**Data records**:
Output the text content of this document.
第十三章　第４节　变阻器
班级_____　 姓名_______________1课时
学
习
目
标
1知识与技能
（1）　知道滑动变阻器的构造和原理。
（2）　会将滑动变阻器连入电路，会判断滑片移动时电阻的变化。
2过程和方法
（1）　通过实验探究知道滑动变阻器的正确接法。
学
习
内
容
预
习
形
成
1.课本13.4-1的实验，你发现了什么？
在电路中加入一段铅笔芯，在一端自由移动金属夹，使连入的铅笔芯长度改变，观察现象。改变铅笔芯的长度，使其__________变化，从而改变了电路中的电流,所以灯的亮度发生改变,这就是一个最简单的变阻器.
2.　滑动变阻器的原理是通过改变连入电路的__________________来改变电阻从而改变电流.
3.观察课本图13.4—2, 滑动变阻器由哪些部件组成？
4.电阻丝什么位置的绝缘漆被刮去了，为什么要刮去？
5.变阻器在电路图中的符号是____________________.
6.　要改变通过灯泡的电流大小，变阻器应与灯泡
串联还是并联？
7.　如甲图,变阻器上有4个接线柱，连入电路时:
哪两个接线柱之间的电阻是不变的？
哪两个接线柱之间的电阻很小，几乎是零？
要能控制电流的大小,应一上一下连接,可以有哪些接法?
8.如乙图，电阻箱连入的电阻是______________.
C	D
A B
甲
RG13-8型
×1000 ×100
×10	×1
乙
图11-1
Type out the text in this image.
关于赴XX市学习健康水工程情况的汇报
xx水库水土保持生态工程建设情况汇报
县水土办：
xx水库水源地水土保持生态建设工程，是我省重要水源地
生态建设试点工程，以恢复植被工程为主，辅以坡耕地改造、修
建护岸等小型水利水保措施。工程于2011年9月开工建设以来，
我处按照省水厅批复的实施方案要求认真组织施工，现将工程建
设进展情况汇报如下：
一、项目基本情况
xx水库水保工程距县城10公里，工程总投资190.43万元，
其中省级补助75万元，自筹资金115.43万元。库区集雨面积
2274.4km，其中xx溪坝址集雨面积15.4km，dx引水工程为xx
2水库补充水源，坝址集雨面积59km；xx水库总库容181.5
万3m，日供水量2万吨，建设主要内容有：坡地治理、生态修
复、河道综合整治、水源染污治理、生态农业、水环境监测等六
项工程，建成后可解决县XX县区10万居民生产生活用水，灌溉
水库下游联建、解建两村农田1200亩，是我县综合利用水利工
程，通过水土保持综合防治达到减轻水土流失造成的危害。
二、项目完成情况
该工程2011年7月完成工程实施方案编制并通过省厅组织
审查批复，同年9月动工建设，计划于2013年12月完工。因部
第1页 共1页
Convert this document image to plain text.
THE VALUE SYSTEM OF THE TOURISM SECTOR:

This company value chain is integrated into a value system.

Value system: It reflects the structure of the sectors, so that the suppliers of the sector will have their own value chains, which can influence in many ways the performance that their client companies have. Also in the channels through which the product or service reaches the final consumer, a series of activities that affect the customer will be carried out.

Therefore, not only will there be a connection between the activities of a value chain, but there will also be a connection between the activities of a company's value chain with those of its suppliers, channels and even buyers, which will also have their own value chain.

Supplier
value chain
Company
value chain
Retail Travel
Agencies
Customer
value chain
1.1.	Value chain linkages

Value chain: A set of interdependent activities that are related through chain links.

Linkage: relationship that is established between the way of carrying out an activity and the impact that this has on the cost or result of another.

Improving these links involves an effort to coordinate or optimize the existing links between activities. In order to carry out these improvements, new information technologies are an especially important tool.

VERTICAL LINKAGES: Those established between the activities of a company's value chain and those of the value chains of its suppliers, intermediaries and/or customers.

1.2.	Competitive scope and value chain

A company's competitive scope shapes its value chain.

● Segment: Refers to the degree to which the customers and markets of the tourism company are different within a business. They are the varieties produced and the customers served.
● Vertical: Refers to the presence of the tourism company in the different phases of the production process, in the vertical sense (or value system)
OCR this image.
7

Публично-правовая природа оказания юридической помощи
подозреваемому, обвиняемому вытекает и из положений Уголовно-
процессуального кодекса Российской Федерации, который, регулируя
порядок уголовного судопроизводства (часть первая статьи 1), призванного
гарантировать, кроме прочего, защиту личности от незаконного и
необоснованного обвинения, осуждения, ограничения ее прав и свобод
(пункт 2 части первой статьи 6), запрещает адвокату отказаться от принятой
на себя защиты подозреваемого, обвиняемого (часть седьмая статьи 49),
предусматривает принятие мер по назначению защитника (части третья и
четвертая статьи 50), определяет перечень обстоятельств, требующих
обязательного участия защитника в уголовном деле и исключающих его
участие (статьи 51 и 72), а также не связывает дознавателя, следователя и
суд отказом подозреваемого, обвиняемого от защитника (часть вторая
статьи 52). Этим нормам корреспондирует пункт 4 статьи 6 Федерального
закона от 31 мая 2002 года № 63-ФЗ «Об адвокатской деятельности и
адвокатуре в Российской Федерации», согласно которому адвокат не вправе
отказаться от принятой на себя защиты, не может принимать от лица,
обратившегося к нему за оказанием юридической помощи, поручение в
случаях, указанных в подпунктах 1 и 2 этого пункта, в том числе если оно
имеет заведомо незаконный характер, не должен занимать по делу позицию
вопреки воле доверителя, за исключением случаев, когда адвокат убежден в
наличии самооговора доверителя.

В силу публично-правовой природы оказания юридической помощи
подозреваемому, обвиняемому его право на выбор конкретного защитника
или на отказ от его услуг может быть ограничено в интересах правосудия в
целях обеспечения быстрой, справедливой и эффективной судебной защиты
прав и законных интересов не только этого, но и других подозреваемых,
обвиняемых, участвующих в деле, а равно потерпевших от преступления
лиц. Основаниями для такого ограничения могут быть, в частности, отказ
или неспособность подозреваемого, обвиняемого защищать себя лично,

**Directions**:
Word for word, extract all the records.

**Result of this exercise**:
Output the text content of this document.
第十三章　第４节　变阻器
班级_____　 姓名_______________1课时
学
习
目
标
1知识与技能
（1）　知道滑动变阻器的构造和原理。
（2）　会将滑动变阻器连入电路，会判断滑片移动时电阻的变化。
2过程和方法
（1）　通过实验探究知道滑动变阻器的正确接法。
学
习
内
容
预
习
形
成
1.课本13.4-1的实验，你发现了什么？
在电路中加入一段铅笔芯，在一端自由移动金属夹，使连入的铅笔芯长度改变，观察现象。改变铅笔芯的长度，使其__________变化，从而改变了电路中的电流,所以灯的亮度发生改变,这就是一个最简单的变阻器.
2.　滑动变阻器的原理是通过改变连入电路的__________________来改变电阻从而改变电流.
3.观察课本图13.4—2, 滑动变阻器由哪些部件组成？
4.电阻丝什么位置的绝缘漆被刮去了，为什么要刮去？
5.变阻器在电路图中的符号是____________________.
6.　要改变通过灯泡的电流大小，变阻器应与灯泡
串联还是并联？
7.　如甲图,变阻器上有4个接线柱，连入电路时:
哪两个接线柱之间的电阻是不变的？
哪两个接线柱之间的电阻很小，几乎是零？
要能控制电流的大小,应一上一下连接,可以有哪些接法?
8.如乙图，电阻箱连入的电阻是______________.
C	D
A B
甲
RG13-8型
×1000 ×100
×10	×1
乙
图11-1
Type out the text in this image.
关于赴XX市学习健康水工程情况的汇报
xx水库水土保持生态工程建设情况汇报
县水土办：
xx水库水源地水土保持生态建设工程，是我省重要水源地
生态建设试点工程，以恢复植被工程为主，辅以坡耕地改造、修
建护岸等小型水利水保措施。工程于2011年9月开工建设以来，
我处按照省水厅批复的实施方案要求认真组织施工，现将工程建
设进展情况汇报如下：
一、项目基本情况
xx水库水保工程距县城10公里，工程总投资190.43万元，
其中省级补助75万元，自筹资金115.43万元。库区集雨面积
2274.4km，其中xx溪坝址集雨面积15.4km，dx引水工程为xx
2水库补充水源，坝址集雨面积59km；xx水库总库容181.5
万3m，日供水量2万吨，建设主要内容有：坡地治理、生态修
复、河道综合整治、水源染污治理、生态农业、水环境监测等六
项工程，建成后可解决县XX县区10万居民生产生活用水，灌溉
水库下游联建、解建两村农田1200亩，是我县综合利用水利工
程，通过水土保持综合防治达到减轻水土流失造成的危害。
二、项目完成情况
该工程2011年7月完成工程实施方案编制并通过省厅组织
审查批复，同年9月动工建设，计划于2013年12月完工。因部
第1页 共1页
Convert this document image to plain text.
THE VALUE SYSTEM OF THE TOURISM SECTOR:

This company value chain is integrated into a value system.

Value system: It reflects the structure of the sectors, so that the suppliers of the sector will have their own value chains, which can influence in many ways the performance that their client companies have. Also in the channels through which the product or service reaches the final consumer, a series of activities that affect the customer will be carried out.

Therefore, not only will there be a connection between the activities of a value chain, but there will also be a connection between the activities of a company's value chain with those of its suppliers, channels and even buyers, which will also have their own value chain.

Supplier
value chain
Company
value chain
Retail Travel
Agencies
Customer
value chain
1.1.	Value chain linkages

Value chain: A set of interdependent activities that are related through chain links.

Linkage: relationship that is established between the way of carrying out an activity and the impact that this has on the cost or result of another.

Improving these links involves an effort to coordinate or optimize the existing links between activities. In order to carry out these improvements, new information technologies are an especially important tool.

VERTICAL LINKAGES: Those established between the activities of a company's value chain and those of the value chains of its suppliers, intermediaries and/or customers.

1.2.	Competitive scope and value chain

A company's competitive scope shapes its value chain.

● Segment: Refers to the degree to which the customers and markets of the tourism company are different within a business. They are the varieties produced and the customers served.
● Vertical: Refers to the presence of the tourism company in the different phases of the production process, in the vertical sense (or value system)
OCR this image.
7

Публично-правовая природа оказания юридической помощи
подозреваемому, обвиняемому вытекает и из положений Уголовно-
процессуального кодекса Российской Федерации, который, регулируя
порядок уголовного судопроизводства (часть первая статьи 1), призванного
гарантировать, кроме прочего, защиту личности от незаконного и
необоснованного обвинения, осуждения, ограничения ее прав и свобод
(пункт 2 части первой статьи 6), запрещает адвокату отказаться от принятой
на себя защиты подозреваемого, обвиняемого (часть седьмая статьи 49),
предусматривает принятие мер по назначению защитника (части третья и
четвертая статьи 50), определяет перечень обстоятельств, требующих
обязательного участия защитника в уголовном деле и исключающих его
участие (статьи 51 и 72), а также не связывает дознавателя, следователя и
суд отказом подозреваемого, обвиняемого от защитника (часть вторая
статьи 52). Этим нормам корреспондирует пункт 4 статьи 6 Федерального
закона от 31 мая 2002 года № 63-ФЗ «Об адвокатской деятельности и
адвокатуре в Российской Федерации», согласно которому адвокат не вправе
отказаться от принятой на себя защиты, не может принимать от лица,
обратившегося к нему за оказанием юридической помощи, поручение в
случаях, указанных в подпунктах 1 и 2 этого пункта, в том числе если оно
имеет заведомо незаконный характер, не должен занимать по делу позицию
вопреки воле доверителя, за исключением случаев, когда адвокат убежден в
наличии самооговора доверителя.

В силу публично-правовой природы оказания юридической помощи
подозреваемому, обвиняемому его право на выбор конкретного защитника
или на отказ от его услуг может быть ограничено в интересах правосудия в
целях обеспечения быстрой, справедливой и эффективной судебной защиты
прав и законных интересов не только этого, но и других подозреваемых,
обвиняемых, участвующих в деле, а равно потерпевших от преступления
лиц. Основаниями для такого ограничения могут быть, в частности, отказ
или неспособность подозреваемого, обвиняемого защищать себя лично,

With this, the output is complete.